**Data**
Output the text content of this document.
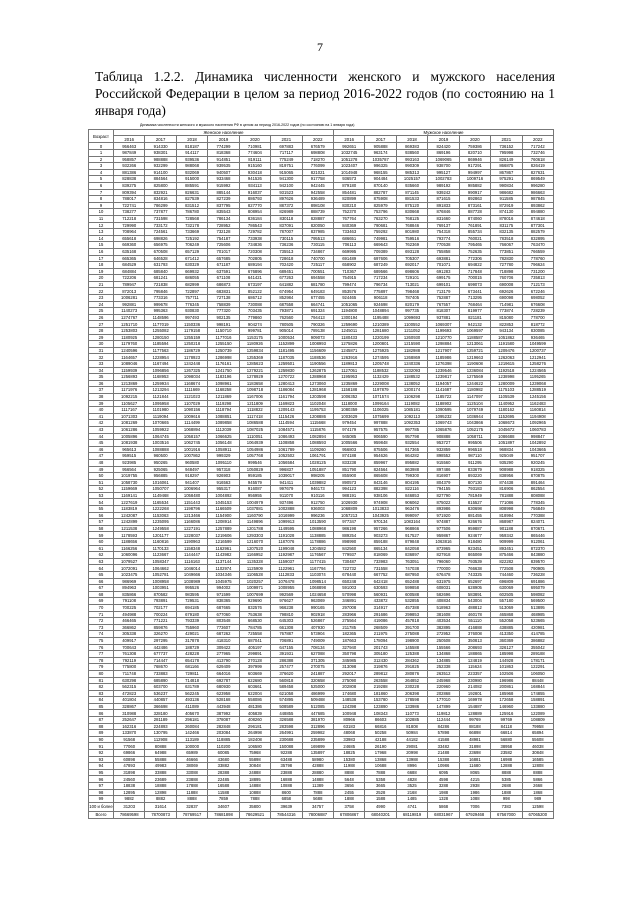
7
Таблица 1.2.2. Динамика численности женского и мужского населения Российской Федерации в целом за период 2016-2022 годов (по состоянию на 1 января года)
Динамика численности женского и мужского населения РФ в целом за период 2016-2022 годов (по состоянию на 1 января года)
Возраст	Женское население							Мужское население						
	2016	2017	2018	2019	2020	2021	2022	2016	2017	2018	2019	2020	2021	2022
0	956463	914330	818187	774299	710981	697883	676579	992651	905888	869383	824420	759386	736152	717242
1	987849	938301	914117	818368	774604	717117	698808	1032745	963174	938560	869196	820710	795998	732746
2	958857	988888	939536	914851	819111	775249	718270	1051278	1035787	993163	1069065	869946	826149	760618
3	932266	932299	988068	939535	915160	819751	776099	1023407	996325	990309	938700	917291	866875	826419
4	881386	914100	932069	940507	930418	915065	821021	1014948	968155	985313	995127	994997	867867	827631
5	828838	884564	915000	933468	941526	941300	917758	936573	904484	1025157	1002783	1009716	975291	869549
6	839275	825800	885591	915992	934113	942100	942445	879180	870140	935660	989192	985882	990834	996280
7	809394	832921	826631	885144	916037	931523	942558	854481	882787	871145	939242	990917	986682	986663
8	788017	834816	827539	827239	886793	897626	936489	820899	875908	881533	871615	892863	911585	987845
9	722741	786299	831512	837795	827770	887372	898108	830210	825979	875120	891833	873161	872919	893862
10	738277	737877	786780	835543	808954	826989	888739	752370	753796	830668	876846	887728	874130	894880
11	712218	731598	728568	786134	836184	830118	828887	767764	763270	768125	831660	874060	878016	874618
12	729990	733172	732178	728952	786543	837091	820050	840369	790681	768846	769137	761891	831175	877301
13	708964	724561	733669	732128	729782	787007	837985	733463	759292	801980	754318	855734	832135	882579
14	655618	698826	725192	754187	733938	730115	795513	686651	749981	759516	793774	760021	783518	832895
15	669360	656975	706249	725606	734836	736236	730115	706113	669643	762369	770538	795465	766067	763470
16	635168	670508	657129	701017	720308	735513	734867	669995	709389	693128	755858	752635	773851	766559
17	665365	646528	671412	657685	702805	728618	740700	691489	697606	705307	693881	772306	782830	778760
18	684529	631793	630329	671187	689194	702420	725117	658902	687249	692017	701071	694822	727780	796624
19	684884	685840	669932	637591	676896	689451	700551	710367	689566	698606	691283	717848	718898	731200
20	722206	681241	686055	671108	641421	677263	694558	754915	717234	729101	699175	700015	760706	735813
21	789947	721838	682999	686873	673197	641882	681780	799474	796734	713021	699101	699073	690008	712173
22	872013	795846	722897	683831	852122	674954	649183	853576	775897	798468	713179	673441	692626	672246
23	1006281	773316	757711	727138	686712	852984	677455	924465	906118	787405	752887	713295	690098	698052
24	992881	999678	776345	758839	730088	687558	664741	1051065	924698	820179	767557	768464	714981	676608
25	1140273	995363	930830	777320	703435	793871	691324	1194800	1048894	997735	818307	819977	773874	728239
26	1274767	1148596	997493	902135	779860	762560	794413	1300194	1195488	1099693	937881	821181	815080	778700
27	1251710	1177019	1150336	998191	904274	780505	790326	1259690	1210389	1100552	1069307	942132	822853	818772
28	1253803	1255082	1179158	1150710	999781	905014	789138	1245011	1281680	1211052	1199693	1069597	943134	830085
29	1180925	1280150	1255159	1177016	1153175	1000534	909073	1180433	1220199	1260930	1210770	1188587	1051862	936465
30	1179760	1185594	1250218	1255150	1180926	1152899	1008993	1275826	1200801	1215590	1298884	1213061	1191580	1049599
31	1240596	1177563	1186729	1250739	1259834	1181495	1156609	1245871	1275925	1182988	1217907	1259721	1209476	1200737
32	1164657	1228954	1178923	1286998	1255369	1187035	1188536	1263916	1274595	1268869	1185986	1219663	1262063	1212941
33	1089046	1167494	1242448	1176161	1285623	1259501	1190556	1189813	1205748	1240336	1276398	1190608	1219615	1258276
34	1159939	1096856	1267325	1241750	1279221	1259830	1262875	1127051	1188532	1232093	1239546	1236084	1192518	1224565
35	1256893	1168953	1098034	1183196	1278929	1270722	1288968	1195953	1132429	1188532	1239817	1275569	1238998	1195265
36	1213869	1259934	1168674	1098961	1183658	1280413	1273060	1235869	1229008	1138052	1194057	1244622	1280009	1239068
37	1171976	1213294	1111669	1168258	1098718	1186084	1281968	1158188	1197879	1200174	1141687	1180982	1175103	1288519
38	1092215	1121844	1121023	1211869	1167006	1161794	1203598	1006352	1071574	1106298	1185722	1147097	1105539	1245156
39	1105627	1095958	1107029	1119298	1211809	1169823	1102048	1118000	1099164	1119082	1188902	1125104	1140952	1162483
40	1117167	1101980	1090156	1118794	1118822	1209143	1195753	1080359	1106025	1085181	1090595	1079749	1180162	1160814
41	1071303	1119094	1009616	1088851	1117418	1115426	1208886	1003629	1075699	1092113	1095232	1036944	1152695	1194908
42	1081269	1070665	1114499	1089858	1086588	1114594	1115668	979454	997888	1092353	1069743	1043866	1068673	1092965
43	1061286	1059922	1068894	1112039	1087025	1084571	1115876	974179	957575	997785	1065876	1052175	1045672	1060783
44	1005896	1064745	1058157	1066625	1110051	1086493	1082894	945085	906590	957798	908888	1058711	1086688	998847
45	1081938	1003516	1062745	1056148	1064939	1108858	1088593	1005566	959848	932554	953727	995506	1051897	1042892
46	965613	1088888	1001916	1058911	1054986	1061789	1109260	956803	875506	917365	932859	996518	968834	1043665
47	959515	960500	1007862	999329	1057768	1052502	1061791	874188	954626	864282	898552	987110	925049	951707
48	923985	950265	960580	1095110	999546	1056584	1028125	833238	859967	895882	915560	911295	935290	920245
49	956564	925065	948497	957318	1050829	996837	1051887	851790	824564	863988	897486	833679	908988	918325
50	1019755	956885	918297	926903	959185	1039017	998205	855900	865608	799300	816907	893220	838956	870875
51	1058730	1016061	941407	916563	945579	941411	1039882	890573	843146	804195	804379	807130	874438	891464
52	1159669	1050707	1006964	955317	916087	997679	946173	994123	882398	822116	794155	793183	816906	862554
53	1169141	1149468	1058480	1004892	956955	911070	910116	988191	938106	846853	827790	781949	781888	808088
54	1227619	1165534	1151443	1045153	1004979	937496	912750	1026930	974908	906062	875022	815527	771086	778345
55	1183819	1222268	1198796	1166509	1037881	1002888	936003	1068809	1013833	963476	893986	830698	808998	756849
56	1242087	1153063	1213466	1154900	1160790	1016999	996236	1057213	1043925	999097	971920	881455	818994	770388
57	1242899	1235095	1166086	1208914	1149896	1099913	1013590	977347	970134	1083164	974887	926676	868987	824071
58	1211538	1249558	1227191	1257889	1201788	1149595	1088968	986198	957266	968866	977506	959887	901188	870671
59	1178593	1201177	1228037	1219606	1293303	1191028	1138885	889254	903273	917527	959867	924677	959342	865446
60	1188656	1160816	1190963	1216599	1216070	1187076	1178886	898990	859188	879848	1063816	918480	909999	912061
61	1166256	1170133	1158348	1162961	1207520	1199048	1204582	842560	865134	842058	873965	923451	893451	872370
62	1060096	1123667	1144447	1143982	1166952	1192987	1176567	779937	818069	836897	827918	865069	875466	843880
63	1079527	1058347	1116163	1137144	1135328	1159037	1177415	730487	733983	763051	796060	793539	822282	839570
64	1072091	1064662	1046014	1102974	1125909	1122961	1167794	722732	731558	747038	770000	766638	772508	790905
65	1023475	1052781	1049666	1034346	1106528	1112833	1103074	678440	667752	687950	676478	743325	744460	736228
66	986969	1008958	1038989	1045975	1020257	1076478	1098514	650248	642418	652488	631975	652697	696809	691886
67	894963	1003951	995526	994002	1009971	1008955	1068898	591003	630593	599858	608031	628905	630069	695079
68	835866	870582	983595	971599	1007699	992569	1024658	570998	560931	600588	582696	583891	602505	598082
69	791108	793891	729531	838365	929690	976627	963069	346891	433872	532855	408834	543004	557180	569500
70	700225	702177	694185	687665	832576	966238	990165	297008	314917	457388	518963	488812	513069	513895
71	494988	700224	679180	677060	753638	798810	902918	283966	291686	299853	381608	460178	465868	468985
72	466465	771221	793339	803548	668530	645303	526867	275564	419086	457818	403534	551110	552058	523665
73	366862	859876	755960	773607	784785	661308	407930	211785	268509	391700	382895	416888	438885	420981
74	305338	326270	429021	687262	725558	767887	573904	182365	211975	275088	272952	376008	413350	414785
75	409917	297295	317878	418310	687041	706891	749009	187663	178094	198900	250508	350813	360369	386882
76	700643	442486	188729	309422	405197	647155	708134	327940	201743	145588	155566	208693	326127	355042
77	761308	677737	428228	277965	299891	391931	627088	350798	305180	125388	134868	188865	185998	289188
78	792119	714447	654178	413790	270128	286388	371305	345985	312430	284362	134885	124819	144928	178171
79	775800	768670	681166	629409	397999	257477	270075	313098	319876	291825	252338	115624	101863	122291
80	711748	733883	729811	664016	603669	376620	241887	292017	289812	280876	263512	223357	102506	106050
81	630298	685890	714818	692787	622680	560818	320658	275090	263558	264852	245968	230980	196986	88448
82	562315	603700	631789	680930	603661	589458	525000	202808	219288	230228	220960	214082	200861	168844
83	472823	536237	562245	623958	622004	621058	486999	174680	181860	206398	202868	192801	185968	174855
84	401804	440857	493136	528168	558086	574895	509488	148538	153780	178598	177010	169978	172658	158891
85	328867	366698	411089	443948	481386	508589	512085	124398	123890	133986	147899	154887	146960	133880
86	310988	328180	405670	387992	405839	448855	447685	100948	108343	110773	119812	128889	125916	122089
87	252647	281189	296181	378087	408260	326588	381970	80966	86603	102885	112444	99769	99769	108809
88	162316	224893	260084	282848	296181	283598	312896	63183	66816	81808	84286	88188	84118	79958
89	133870	130795	142466	203084	264998	264991	259982	48068	50258	50984	57898	66898	66814	65894
90	91568	112908	113189	118885	182408	230688	235899	33983	42188	44182	41588	48981	56880	55608
91	77060	80888	100000	110200	106580	150088	169899	24685	26190	29081	33482	31898	38958	46038
92	69866	64988	65989	60085	75968	92288	135897	18825	17968	20998	21488	23698	23582	30848
93	60898	55888	46666	43680	55898	63488	58980	15380	13868	13988	15388	16881	16988	16585
94	47893	49983	38069	33882	30848	35798	42888	11988	10688	8996	10986	11680	12888	12808
95	31898	33888	33088	28388	24888	23888	28880	8888	7888	6688	6095	8065	8888	8888
96	24560	23689	23888	22485	18895	16888	14888	5648	5358	4828	4598	4215	5385	5866
97	18838	18888	17888	16588	14888	10888	11389	3656	3665	3525	3288	2938	2688	2668
98	12895	12898	11888	11588	10888	8600	7888	2455	2528	2168	1988	1986	1888	1868
99	9882	8882	8888	7859	7888	6858	5688	1888	1588	1485	1328	1088	998	989
100 и более	31203	31614	32837	34607	35800	39639	34757	3758	4990	4741	5868	7006	7383	12598
Всего	78669598	78700873	78769517	78681898	78629521	78544316	78006887	67806867	68040201	68119819	68031967	67929468	67567000	67065200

**Given task**
Find each line holding "годов". Copy it out.

**Task answer**
Таблица 1.2.2. Динамика численности женского и мужского населения Российской Федерации в целом за период 2016-2022 годов (по состоянию на 1 января года)
Динамика численности женского и мужского населения РФ в целом за период 2016-2022 годов (по состоянию на 1 января года)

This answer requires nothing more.